◆ Material for the task:
══════════
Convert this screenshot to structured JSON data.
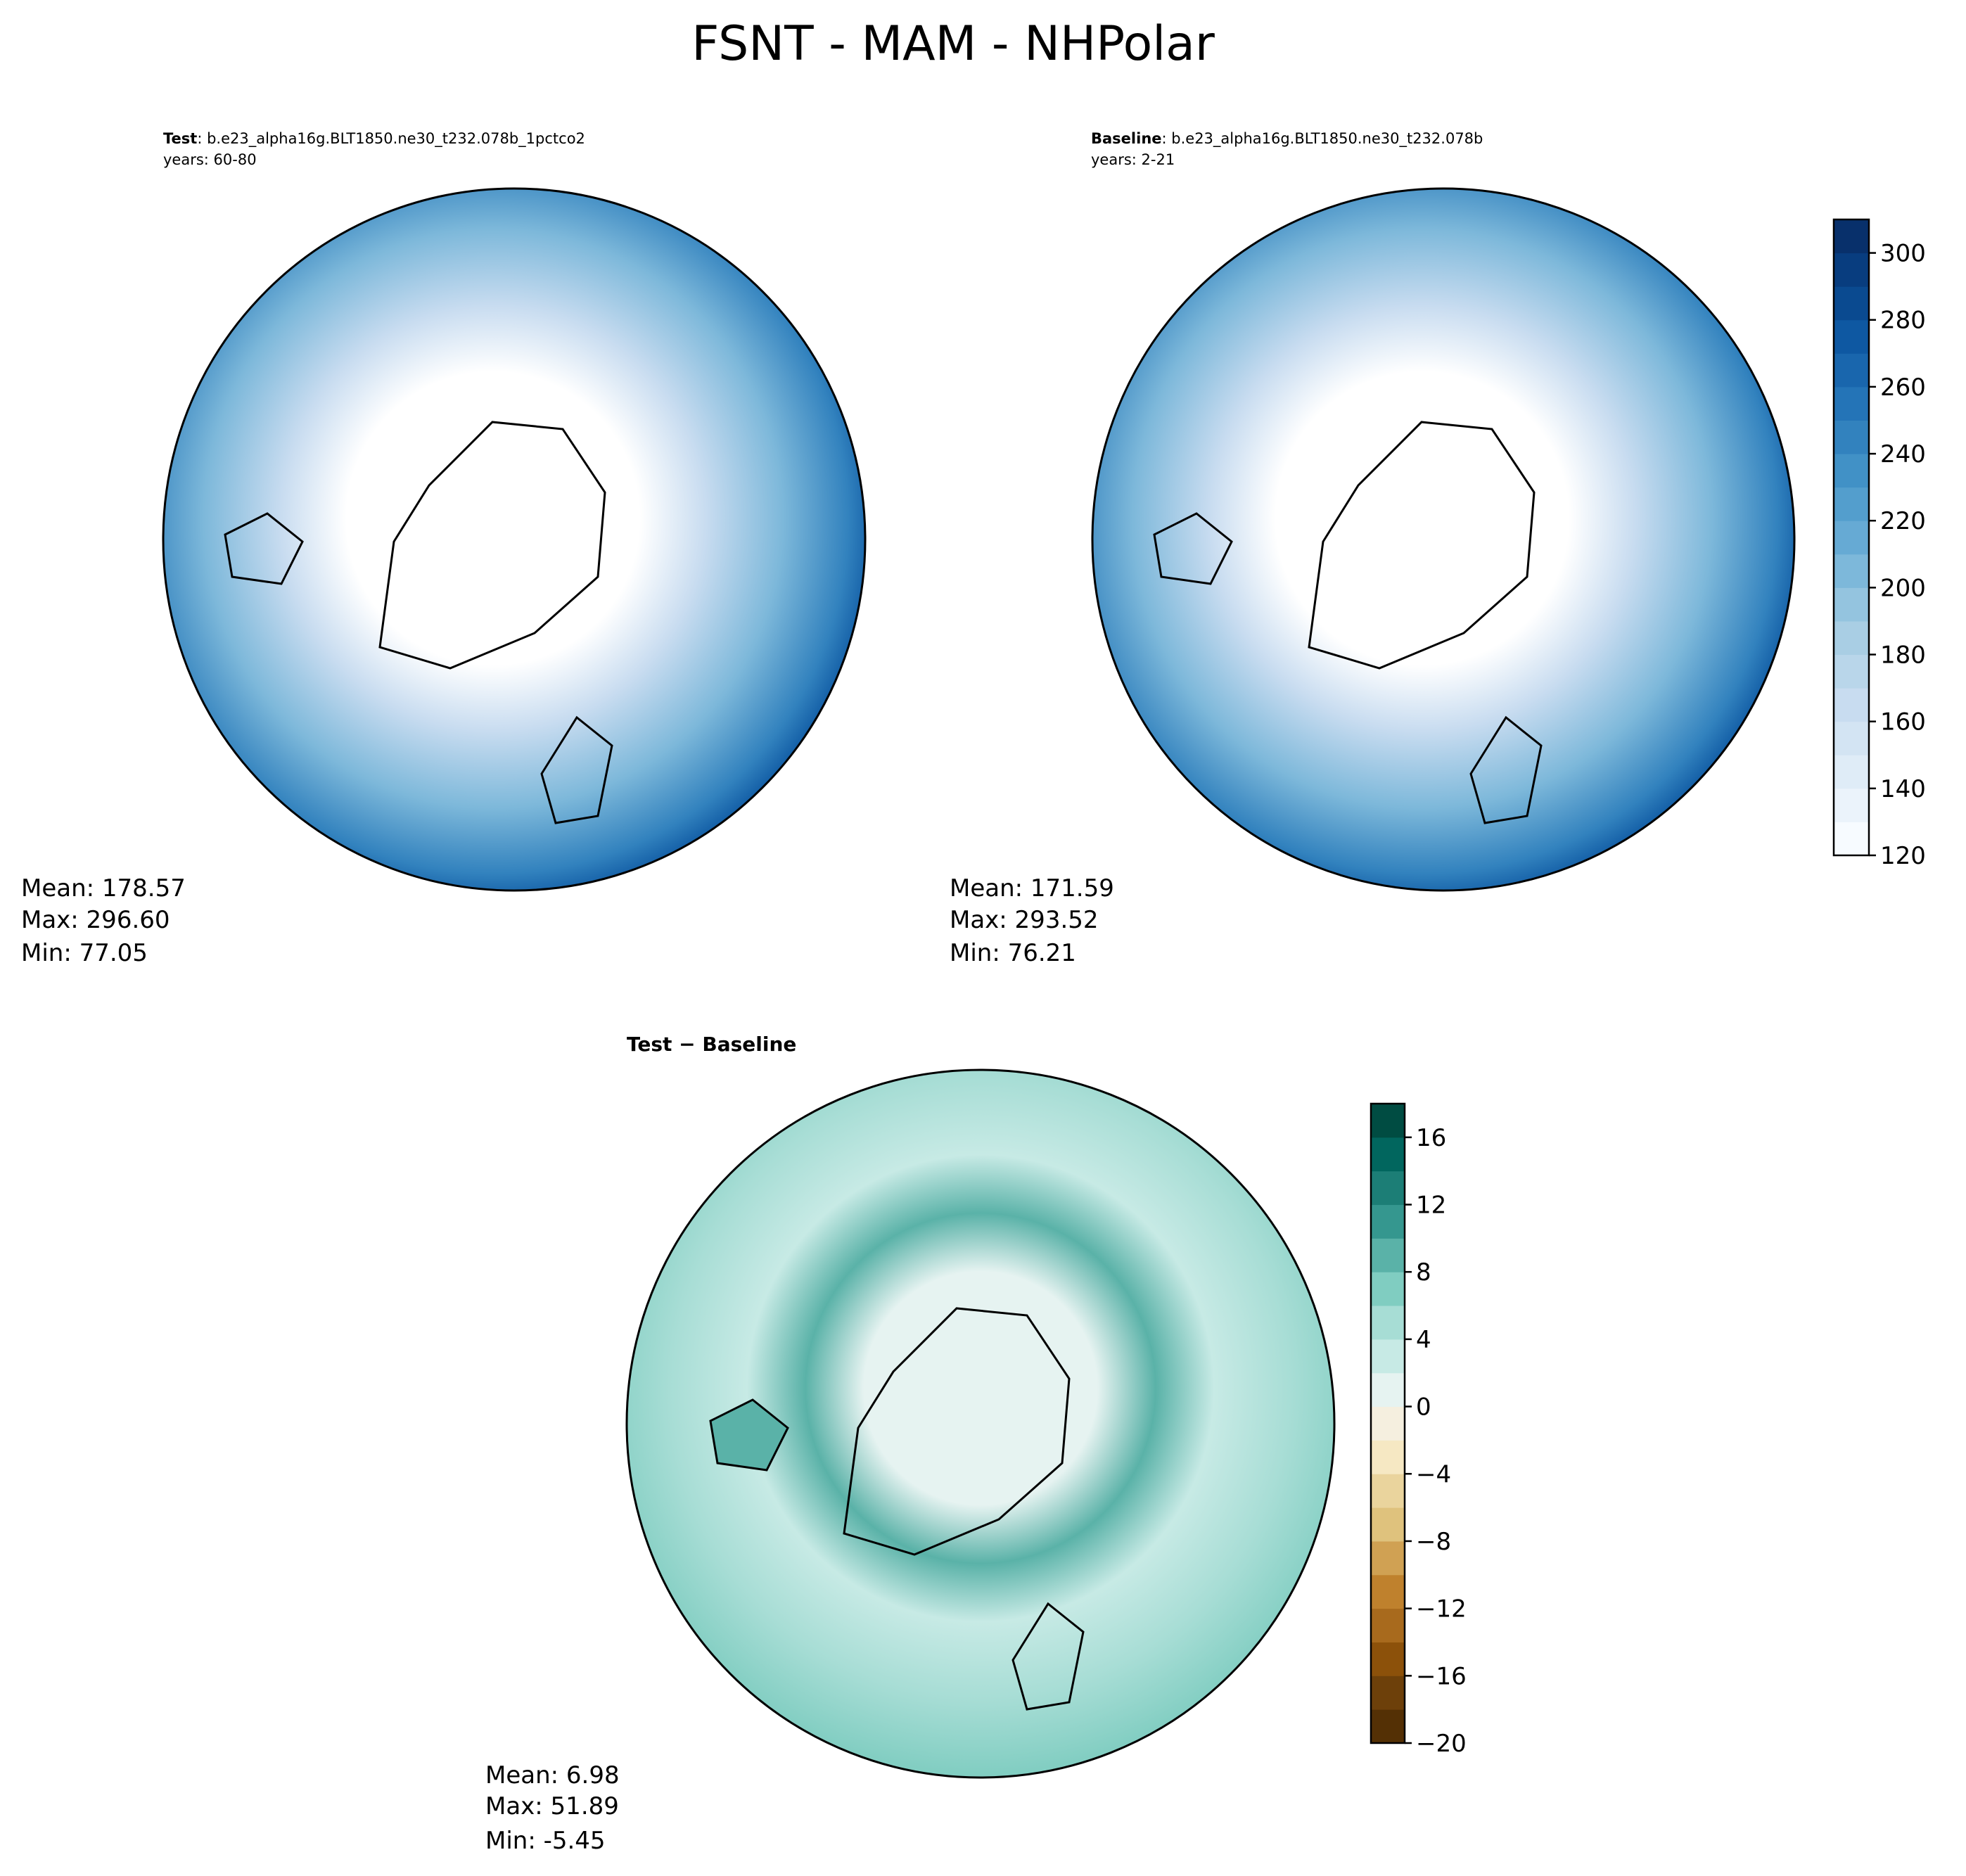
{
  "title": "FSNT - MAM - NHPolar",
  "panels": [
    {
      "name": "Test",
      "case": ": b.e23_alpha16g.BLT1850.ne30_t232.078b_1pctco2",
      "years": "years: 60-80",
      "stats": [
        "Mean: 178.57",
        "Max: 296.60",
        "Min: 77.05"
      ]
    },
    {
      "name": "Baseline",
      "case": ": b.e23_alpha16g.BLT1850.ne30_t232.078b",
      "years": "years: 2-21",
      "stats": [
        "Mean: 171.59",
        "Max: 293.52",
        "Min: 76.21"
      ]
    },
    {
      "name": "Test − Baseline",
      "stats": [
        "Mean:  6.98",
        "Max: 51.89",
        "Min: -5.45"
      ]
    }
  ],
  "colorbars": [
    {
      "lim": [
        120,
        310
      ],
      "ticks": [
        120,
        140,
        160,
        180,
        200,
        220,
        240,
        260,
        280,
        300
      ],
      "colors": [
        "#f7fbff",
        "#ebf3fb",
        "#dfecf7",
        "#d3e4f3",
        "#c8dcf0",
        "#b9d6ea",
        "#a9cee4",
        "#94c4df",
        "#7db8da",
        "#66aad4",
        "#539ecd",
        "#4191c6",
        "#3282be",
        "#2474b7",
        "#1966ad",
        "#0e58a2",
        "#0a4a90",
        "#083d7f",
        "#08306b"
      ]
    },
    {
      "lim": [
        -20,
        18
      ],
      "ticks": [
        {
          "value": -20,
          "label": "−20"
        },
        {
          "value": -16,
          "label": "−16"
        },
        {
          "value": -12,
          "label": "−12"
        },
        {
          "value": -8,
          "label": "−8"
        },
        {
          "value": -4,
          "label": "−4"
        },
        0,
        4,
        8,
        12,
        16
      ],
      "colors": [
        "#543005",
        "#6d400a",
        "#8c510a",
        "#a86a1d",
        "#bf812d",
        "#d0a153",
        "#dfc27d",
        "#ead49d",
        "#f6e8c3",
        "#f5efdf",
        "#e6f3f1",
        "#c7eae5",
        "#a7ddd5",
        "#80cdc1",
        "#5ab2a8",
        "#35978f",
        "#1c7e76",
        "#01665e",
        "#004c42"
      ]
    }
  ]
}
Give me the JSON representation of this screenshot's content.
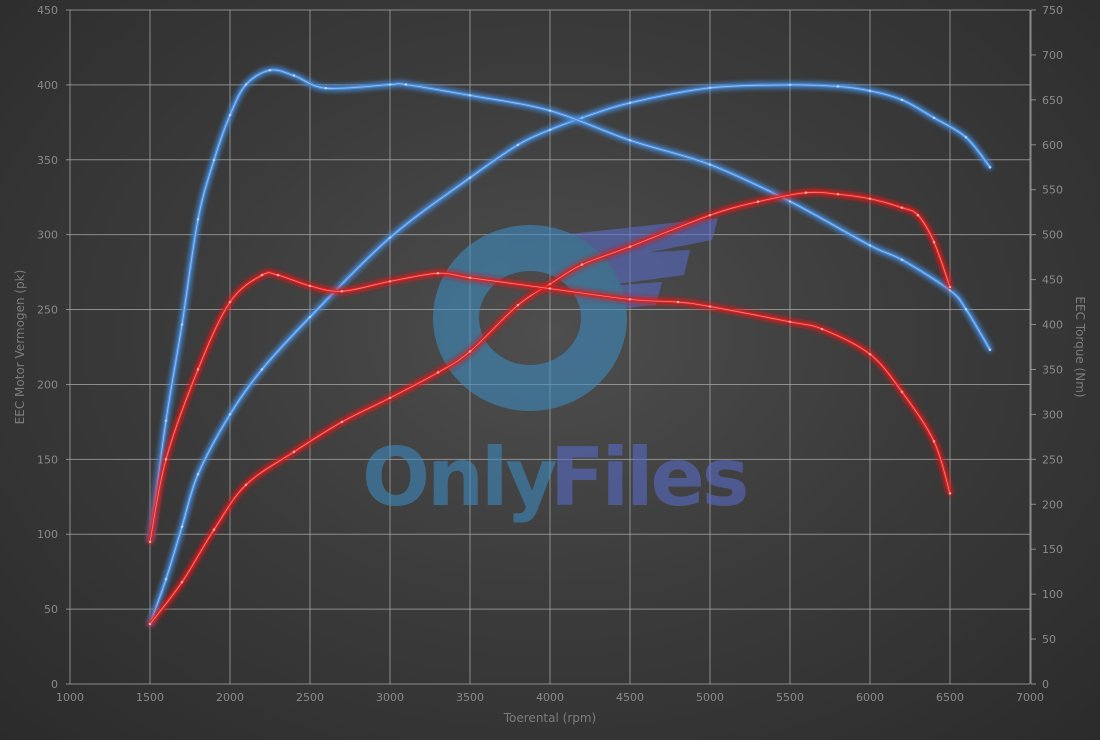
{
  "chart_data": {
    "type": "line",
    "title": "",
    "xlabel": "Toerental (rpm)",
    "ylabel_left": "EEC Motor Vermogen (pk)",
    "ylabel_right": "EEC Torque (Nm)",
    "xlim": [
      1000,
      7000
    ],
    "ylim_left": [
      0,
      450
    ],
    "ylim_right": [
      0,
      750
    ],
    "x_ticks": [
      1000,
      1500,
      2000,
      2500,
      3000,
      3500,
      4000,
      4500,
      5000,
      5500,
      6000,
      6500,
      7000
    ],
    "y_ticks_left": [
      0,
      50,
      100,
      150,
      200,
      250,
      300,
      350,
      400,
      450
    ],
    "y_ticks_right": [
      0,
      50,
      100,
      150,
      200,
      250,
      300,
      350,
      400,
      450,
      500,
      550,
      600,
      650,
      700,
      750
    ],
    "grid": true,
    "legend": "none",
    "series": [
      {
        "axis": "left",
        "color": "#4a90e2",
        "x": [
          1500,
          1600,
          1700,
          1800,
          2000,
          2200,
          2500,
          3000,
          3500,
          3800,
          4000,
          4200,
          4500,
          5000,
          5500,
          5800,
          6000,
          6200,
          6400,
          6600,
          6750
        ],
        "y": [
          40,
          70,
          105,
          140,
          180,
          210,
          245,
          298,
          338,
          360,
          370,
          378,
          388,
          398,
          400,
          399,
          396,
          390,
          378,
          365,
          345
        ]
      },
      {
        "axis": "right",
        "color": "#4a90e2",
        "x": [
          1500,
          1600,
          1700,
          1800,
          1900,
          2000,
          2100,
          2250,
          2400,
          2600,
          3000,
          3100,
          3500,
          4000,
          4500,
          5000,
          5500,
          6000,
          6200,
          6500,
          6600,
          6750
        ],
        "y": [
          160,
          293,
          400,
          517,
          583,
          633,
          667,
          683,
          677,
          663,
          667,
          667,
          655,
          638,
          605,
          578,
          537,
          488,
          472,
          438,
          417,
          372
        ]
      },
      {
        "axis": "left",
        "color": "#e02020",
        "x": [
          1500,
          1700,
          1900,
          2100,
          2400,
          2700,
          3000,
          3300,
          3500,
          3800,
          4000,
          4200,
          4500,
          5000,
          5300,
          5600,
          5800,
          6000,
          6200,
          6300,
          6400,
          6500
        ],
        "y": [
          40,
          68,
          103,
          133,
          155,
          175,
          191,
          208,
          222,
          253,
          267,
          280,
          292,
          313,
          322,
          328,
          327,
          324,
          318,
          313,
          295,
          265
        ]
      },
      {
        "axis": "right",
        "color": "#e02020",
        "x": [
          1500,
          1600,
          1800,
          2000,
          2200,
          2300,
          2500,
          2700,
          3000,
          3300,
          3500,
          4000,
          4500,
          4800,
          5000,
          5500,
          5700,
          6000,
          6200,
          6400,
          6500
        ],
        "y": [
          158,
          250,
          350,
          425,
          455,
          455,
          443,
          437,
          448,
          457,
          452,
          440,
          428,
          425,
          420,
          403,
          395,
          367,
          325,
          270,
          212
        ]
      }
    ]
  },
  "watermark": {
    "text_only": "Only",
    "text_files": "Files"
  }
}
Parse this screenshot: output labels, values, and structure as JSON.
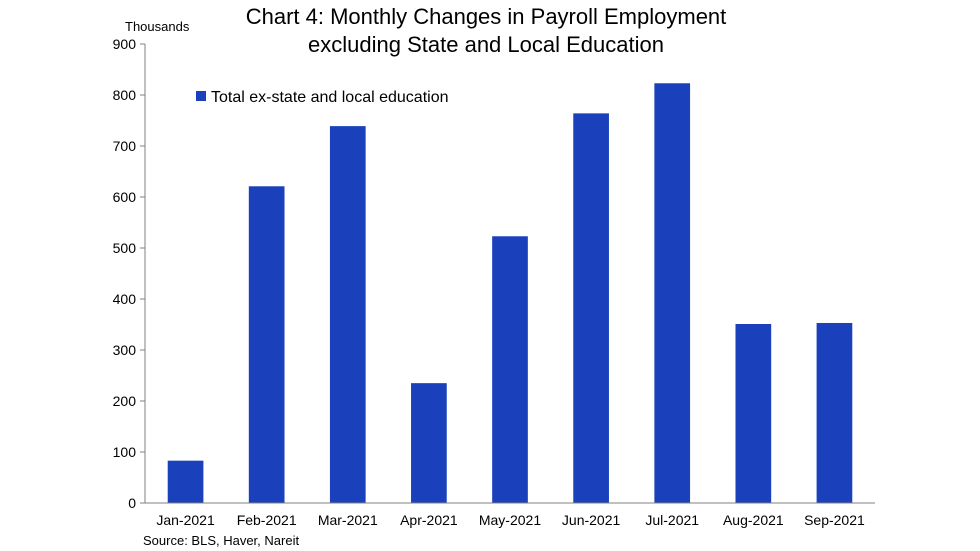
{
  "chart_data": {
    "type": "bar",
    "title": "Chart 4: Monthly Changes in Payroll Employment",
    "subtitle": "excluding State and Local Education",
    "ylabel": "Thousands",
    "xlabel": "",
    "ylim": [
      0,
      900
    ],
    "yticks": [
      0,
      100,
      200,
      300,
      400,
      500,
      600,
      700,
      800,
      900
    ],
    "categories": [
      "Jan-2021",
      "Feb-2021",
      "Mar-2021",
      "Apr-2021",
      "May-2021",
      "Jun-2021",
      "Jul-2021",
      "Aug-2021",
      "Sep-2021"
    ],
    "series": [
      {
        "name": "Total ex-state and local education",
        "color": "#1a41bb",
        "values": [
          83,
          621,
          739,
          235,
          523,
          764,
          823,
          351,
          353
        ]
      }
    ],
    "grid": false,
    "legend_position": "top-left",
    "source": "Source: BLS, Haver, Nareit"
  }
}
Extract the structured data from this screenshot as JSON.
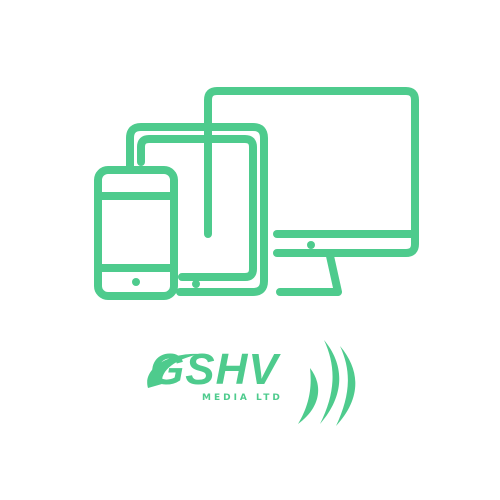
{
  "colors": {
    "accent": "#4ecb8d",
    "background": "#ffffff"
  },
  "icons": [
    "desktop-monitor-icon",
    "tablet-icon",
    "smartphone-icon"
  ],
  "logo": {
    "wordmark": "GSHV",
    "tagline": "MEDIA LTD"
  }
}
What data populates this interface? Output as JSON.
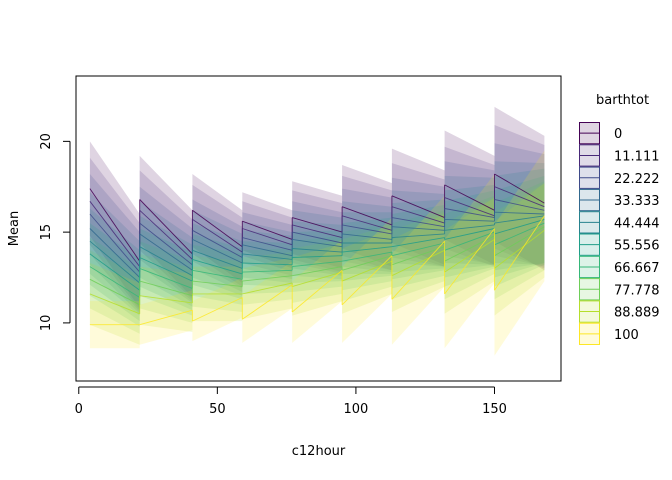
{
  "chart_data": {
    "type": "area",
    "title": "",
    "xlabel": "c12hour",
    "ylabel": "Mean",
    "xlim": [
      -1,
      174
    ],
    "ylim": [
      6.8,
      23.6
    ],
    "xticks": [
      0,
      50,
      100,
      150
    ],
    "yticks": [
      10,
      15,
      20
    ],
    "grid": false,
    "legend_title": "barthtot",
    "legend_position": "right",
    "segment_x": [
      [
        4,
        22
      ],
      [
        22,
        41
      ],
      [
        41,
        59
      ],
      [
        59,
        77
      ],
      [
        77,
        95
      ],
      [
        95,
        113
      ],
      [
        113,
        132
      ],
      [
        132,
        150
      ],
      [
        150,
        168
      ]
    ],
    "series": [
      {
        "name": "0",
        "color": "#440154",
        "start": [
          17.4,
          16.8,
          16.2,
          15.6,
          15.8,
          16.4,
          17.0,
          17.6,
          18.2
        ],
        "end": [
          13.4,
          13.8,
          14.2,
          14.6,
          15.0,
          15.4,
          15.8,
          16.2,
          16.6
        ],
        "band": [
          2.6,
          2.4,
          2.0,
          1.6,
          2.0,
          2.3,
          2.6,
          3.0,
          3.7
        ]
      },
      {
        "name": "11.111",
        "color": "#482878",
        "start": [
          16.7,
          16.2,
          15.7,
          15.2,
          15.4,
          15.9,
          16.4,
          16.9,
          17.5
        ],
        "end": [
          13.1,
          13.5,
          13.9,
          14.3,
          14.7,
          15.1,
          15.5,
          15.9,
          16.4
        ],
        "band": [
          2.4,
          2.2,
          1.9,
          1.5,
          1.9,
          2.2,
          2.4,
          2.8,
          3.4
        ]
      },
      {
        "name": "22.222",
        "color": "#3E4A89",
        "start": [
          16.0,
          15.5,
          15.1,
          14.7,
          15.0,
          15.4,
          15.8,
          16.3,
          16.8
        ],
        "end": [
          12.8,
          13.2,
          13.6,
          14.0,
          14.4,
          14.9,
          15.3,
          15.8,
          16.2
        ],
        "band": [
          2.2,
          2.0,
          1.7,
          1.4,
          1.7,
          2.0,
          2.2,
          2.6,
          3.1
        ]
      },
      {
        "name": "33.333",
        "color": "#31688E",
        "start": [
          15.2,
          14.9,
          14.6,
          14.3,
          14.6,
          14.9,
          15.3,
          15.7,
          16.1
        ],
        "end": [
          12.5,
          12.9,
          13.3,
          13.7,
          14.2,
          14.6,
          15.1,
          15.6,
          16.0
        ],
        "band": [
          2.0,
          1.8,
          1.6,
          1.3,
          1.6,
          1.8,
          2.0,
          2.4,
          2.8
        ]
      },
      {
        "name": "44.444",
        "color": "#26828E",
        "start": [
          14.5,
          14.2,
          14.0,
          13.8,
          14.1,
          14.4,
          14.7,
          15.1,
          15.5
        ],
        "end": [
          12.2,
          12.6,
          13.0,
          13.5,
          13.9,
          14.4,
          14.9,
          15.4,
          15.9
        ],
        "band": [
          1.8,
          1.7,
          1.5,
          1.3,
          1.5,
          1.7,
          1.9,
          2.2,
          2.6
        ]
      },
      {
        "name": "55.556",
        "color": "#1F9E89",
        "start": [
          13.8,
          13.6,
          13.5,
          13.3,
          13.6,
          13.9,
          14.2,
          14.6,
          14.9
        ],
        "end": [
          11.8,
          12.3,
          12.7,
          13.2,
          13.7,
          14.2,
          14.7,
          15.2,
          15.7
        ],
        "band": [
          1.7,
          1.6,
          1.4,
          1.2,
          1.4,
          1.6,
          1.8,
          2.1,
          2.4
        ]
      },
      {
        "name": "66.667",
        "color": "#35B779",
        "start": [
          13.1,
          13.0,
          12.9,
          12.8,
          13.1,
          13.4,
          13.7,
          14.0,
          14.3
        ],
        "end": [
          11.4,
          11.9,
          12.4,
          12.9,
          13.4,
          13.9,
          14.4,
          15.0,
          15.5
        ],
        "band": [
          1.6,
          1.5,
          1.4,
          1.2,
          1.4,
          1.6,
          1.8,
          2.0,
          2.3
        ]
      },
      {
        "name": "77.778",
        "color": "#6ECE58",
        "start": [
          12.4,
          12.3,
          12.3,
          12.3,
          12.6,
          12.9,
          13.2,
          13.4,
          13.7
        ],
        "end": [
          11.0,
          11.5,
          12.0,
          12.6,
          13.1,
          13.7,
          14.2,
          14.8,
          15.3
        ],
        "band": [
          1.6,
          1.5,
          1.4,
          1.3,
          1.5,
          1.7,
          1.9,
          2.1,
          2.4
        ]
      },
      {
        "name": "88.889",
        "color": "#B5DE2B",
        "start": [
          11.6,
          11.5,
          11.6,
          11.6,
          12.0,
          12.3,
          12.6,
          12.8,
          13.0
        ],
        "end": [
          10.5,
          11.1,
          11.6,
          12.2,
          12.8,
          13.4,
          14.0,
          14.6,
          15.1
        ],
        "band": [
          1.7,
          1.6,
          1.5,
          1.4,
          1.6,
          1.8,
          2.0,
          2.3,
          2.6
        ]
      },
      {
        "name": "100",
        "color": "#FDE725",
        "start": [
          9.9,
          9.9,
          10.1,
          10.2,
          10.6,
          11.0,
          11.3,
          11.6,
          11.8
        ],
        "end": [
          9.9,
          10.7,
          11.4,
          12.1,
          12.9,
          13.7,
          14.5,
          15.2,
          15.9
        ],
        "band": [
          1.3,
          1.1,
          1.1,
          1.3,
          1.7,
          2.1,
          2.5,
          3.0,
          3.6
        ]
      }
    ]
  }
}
══════════
Look through the material and copy each line that has "Mean".

        "Mean: 178.57",
        "Mean: 171.59",
        "Mean:  6.98",
    "ylabel": "Mean",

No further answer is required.